**Short task**
Examine the entries and show every line in which the word "JSON" is found.

**Data for the task**
* BEGIN *
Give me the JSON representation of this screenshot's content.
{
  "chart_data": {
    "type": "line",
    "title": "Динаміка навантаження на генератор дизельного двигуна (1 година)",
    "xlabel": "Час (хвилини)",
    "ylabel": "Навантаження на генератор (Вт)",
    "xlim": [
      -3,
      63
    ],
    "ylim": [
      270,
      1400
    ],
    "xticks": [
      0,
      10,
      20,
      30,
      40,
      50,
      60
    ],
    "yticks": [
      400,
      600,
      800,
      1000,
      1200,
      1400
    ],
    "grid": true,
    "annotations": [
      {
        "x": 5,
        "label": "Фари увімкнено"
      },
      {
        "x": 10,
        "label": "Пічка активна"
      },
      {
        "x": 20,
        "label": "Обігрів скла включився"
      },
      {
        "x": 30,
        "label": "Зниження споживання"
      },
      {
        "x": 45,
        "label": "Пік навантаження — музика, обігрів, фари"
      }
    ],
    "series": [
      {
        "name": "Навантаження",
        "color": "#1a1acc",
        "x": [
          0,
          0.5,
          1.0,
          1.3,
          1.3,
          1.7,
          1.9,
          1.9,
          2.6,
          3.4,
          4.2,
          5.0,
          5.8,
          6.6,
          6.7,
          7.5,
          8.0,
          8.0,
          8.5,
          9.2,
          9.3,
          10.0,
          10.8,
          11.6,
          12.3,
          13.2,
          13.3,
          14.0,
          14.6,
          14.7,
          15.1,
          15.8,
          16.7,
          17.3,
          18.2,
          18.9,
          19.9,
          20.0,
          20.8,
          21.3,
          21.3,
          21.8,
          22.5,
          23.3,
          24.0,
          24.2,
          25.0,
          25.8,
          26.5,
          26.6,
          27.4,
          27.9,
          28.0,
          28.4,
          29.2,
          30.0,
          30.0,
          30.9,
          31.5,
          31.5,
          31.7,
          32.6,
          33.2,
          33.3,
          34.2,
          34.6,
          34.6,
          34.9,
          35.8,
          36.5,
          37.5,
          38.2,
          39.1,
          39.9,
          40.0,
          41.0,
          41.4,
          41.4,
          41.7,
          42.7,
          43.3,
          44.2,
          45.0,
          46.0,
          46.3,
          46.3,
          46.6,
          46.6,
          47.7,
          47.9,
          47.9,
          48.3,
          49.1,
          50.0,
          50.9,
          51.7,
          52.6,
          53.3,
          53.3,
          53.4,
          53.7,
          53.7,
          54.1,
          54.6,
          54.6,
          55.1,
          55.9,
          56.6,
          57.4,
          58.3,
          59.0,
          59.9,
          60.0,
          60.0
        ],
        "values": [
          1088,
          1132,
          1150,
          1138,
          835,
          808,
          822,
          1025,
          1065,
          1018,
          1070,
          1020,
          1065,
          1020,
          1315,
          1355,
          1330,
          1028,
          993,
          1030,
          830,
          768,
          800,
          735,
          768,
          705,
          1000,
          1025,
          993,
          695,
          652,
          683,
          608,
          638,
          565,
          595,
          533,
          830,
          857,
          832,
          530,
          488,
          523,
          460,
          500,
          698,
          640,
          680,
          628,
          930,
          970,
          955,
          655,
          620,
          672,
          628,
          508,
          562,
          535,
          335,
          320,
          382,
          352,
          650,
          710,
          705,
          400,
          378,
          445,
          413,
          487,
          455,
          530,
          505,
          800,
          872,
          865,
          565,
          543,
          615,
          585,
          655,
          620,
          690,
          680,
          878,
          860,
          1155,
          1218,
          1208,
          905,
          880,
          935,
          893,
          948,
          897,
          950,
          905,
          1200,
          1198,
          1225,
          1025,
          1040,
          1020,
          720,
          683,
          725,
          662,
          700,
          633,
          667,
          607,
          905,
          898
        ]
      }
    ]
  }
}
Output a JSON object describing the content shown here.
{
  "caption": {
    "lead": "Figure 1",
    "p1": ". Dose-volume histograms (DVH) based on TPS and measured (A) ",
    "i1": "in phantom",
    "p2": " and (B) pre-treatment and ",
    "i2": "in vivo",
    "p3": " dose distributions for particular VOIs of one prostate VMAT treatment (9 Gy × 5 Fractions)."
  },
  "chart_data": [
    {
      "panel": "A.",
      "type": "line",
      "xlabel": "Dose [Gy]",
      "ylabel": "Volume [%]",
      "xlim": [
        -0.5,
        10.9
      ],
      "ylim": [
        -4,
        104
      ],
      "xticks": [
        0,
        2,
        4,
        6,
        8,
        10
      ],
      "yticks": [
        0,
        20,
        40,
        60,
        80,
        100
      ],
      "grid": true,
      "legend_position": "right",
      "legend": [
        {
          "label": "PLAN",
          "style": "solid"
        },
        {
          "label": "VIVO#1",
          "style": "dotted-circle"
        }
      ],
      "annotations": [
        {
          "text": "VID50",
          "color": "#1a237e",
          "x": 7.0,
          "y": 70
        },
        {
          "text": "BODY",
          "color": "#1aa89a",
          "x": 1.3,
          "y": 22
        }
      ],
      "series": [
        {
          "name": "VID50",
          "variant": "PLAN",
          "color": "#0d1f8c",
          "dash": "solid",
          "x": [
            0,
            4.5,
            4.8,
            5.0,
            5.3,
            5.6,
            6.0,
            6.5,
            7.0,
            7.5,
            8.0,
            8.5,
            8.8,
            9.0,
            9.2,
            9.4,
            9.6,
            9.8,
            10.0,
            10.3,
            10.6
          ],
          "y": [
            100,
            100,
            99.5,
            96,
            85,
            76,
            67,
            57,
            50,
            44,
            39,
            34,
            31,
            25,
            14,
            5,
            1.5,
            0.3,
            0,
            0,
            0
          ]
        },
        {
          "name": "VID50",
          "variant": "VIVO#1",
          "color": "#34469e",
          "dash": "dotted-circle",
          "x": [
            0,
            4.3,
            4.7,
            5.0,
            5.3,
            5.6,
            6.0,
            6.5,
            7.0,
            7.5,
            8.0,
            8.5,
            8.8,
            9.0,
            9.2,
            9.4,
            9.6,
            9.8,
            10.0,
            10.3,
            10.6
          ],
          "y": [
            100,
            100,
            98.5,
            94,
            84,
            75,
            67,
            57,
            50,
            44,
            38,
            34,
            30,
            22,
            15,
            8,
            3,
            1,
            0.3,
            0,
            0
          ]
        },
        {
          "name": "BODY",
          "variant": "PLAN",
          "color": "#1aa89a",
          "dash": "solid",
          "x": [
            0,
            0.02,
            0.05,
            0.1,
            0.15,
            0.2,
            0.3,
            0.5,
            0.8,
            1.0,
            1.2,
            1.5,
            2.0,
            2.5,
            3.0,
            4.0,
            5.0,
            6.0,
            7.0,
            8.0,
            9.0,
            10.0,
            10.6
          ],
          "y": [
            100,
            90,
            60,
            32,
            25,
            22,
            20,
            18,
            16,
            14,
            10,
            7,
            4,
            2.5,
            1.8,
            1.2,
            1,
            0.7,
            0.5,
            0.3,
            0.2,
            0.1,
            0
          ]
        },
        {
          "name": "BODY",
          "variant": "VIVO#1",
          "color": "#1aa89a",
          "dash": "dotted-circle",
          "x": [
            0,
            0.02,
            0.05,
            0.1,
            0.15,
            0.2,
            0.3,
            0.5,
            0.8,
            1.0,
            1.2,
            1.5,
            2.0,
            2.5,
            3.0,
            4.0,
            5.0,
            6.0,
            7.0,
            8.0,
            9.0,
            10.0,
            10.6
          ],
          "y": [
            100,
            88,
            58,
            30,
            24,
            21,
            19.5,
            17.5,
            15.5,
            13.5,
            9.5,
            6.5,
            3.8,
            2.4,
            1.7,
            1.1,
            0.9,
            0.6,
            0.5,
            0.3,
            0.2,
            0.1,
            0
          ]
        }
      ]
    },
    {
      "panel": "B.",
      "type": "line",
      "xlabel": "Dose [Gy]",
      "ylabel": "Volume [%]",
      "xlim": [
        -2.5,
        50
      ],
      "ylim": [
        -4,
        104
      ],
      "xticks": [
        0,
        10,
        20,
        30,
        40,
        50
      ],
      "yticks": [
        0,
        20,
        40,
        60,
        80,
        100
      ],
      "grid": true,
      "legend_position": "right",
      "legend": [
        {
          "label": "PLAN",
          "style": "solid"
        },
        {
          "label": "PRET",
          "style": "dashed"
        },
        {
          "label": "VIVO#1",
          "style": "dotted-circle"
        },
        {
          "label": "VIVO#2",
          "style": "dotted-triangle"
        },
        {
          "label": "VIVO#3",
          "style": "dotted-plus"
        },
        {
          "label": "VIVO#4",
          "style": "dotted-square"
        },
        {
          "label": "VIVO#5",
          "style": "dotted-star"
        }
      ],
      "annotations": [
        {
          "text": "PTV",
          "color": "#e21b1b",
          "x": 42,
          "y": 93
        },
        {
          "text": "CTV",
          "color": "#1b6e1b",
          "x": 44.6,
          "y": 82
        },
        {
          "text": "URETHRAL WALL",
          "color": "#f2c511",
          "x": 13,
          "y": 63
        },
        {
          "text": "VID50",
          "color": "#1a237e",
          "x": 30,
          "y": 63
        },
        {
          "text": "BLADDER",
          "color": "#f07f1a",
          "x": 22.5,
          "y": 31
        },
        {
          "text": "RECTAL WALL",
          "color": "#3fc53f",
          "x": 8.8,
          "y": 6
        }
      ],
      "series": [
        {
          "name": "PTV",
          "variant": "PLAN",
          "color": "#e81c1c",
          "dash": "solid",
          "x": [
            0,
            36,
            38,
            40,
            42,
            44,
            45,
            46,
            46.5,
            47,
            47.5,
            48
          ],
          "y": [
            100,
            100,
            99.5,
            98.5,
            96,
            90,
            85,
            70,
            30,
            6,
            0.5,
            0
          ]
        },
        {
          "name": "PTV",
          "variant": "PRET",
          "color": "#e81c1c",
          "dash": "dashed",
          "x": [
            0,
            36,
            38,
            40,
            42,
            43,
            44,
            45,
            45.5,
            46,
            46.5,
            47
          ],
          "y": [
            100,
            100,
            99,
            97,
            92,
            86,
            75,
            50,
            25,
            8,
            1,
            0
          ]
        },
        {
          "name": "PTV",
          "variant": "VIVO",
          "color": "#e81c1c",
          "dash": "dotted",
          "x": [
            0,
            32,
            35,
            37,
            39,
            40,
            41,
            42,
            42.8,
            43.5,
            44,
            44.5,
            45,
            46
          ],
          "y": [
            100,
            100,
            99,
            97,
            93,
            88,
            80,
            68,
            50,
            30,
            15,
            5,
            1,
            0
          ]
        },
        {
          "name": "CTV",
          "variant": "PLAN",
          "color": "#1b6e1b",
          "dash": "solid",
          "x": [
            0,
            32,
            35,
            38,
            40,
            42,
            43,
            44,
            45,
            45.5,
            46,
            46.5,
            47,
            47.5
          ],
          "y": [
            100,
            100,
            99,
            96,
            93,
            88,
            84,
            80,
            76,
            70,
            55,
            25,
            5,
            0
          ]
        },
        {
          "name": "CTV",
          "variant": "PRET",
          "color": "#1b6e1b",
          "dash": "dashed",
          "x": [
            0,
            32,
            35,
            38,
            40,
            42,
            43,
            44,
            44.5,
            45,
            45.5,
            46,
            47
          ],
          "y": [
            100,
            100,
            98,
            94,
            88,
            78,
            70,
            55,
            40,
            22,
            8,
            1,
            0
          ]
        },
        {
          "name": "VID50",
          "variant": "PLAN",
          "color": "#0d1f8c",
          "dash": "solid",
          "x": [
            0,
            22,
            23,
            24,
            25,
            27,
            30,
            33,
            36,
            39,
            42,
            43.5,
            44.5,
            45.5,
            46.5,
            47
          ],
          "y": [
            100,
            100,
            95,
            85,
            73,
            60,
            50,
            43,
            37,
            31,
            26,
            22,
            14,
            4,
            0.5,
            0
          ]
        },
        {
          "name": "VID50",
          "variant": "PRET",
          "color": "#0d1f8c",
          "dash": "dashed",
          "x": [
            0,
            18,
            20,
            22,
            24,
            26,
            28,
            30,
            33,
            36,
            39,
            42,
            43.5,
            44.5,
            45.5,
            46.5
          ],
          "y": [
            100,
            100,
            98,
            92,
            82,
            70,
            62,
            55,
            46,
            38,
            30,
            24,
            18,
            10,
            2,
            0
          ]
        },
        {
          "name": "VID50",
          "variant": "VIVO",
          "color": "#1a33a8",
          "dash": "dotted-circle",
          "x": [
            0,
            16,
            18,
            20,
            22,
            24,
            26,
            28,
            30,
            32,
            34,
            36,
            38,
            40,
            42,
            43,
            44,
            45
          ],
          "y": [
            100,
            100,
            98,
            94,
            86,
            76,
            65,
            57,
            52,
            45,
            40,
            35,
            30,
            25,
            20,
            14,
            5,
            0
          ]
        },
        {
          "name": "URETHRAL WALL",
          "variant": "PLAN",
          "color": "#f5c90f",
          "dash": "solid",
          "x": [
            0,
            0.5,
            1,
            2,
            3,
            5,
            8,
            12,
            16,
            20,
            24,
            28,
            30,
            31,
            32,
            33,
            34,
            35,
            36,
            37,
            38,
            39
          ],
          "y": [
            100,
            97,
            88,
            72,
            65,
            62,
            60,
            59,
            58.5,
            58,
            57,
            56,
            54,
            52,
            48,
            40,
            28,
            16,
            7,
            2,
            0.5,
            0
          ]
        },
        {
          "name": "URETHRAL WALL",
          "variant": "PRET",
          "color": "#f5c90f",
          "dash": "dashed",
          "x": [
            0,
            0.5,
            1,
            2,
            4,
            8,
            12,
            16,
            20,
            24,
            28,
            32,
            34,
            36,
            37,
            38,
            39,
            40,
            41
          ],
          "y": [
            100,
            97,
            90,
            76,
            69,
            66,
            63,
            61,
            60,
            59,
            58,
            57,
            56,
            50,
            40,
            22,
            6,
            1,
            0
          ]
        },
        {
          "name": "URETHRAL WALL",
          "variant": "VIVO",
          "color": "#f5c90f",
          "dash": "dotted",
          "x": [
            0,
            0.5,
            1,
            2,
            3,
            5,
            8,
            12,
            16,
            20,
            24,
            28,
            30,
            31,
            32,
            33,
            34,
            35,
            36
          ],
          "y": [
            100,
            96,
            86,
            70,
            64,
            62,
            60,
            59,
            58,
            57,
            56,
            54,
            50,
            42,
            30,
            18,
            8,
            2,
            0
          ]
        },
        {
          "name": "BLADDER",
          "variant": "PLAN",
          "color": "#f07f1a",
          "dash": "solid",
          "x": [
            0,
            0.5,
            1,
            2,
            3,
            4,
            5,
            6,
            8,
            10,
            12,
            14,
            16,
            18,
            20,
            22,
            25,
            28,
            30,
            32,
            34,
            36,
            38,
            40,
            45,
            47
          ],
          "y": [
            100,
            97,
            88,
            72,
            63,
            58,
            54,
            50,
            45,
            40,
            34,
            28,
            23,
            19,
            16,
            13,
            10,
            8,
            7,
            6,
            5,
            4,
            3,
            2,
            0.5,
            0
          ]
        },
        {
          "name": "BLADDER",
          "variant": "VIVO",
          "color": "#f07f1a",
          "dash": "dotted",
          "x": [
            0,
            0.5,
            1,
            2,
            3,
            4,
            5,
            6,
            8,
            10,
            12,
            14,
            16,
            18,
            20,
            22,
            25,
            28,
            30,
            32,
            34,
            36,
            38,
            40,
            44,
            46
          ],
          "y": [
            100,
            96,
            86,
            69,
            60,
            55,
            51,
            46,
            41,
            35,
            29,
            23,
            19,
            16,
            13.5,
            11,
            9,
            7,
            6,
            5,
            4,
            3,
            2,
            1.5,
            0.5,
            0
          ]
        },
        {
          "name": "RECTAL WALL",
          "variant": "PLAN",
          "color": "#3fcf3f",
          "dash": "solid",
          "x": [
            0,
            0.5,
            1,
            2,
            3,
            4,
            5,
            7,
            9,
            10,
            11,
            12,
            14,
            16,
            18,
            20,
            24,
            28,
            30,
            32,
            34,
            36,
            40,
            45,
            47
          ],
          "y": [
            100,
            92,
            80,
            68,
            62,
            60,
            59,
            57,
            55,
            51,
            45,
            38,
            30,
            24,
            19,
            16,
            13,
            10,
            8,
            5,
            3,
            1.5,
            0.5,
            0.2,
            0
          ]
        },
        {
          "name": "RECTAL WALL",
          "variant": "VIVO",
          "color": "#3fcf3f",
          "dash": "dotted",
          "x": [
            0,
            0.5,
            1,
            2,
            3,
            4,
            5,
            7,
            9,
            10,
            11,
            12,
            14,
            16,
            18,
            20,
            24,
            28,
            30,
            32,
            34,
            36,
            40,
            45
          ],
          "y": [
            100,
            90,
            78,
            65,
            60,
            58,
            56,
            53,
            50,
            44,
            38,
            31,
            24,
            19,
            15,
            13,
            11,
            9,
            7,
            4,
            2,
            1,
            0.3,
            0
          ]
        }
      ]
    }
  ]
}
* END *
**Result of this task**
Give me the JSON representation of this screenshot's content.
Output a JSON object describing the content shown here.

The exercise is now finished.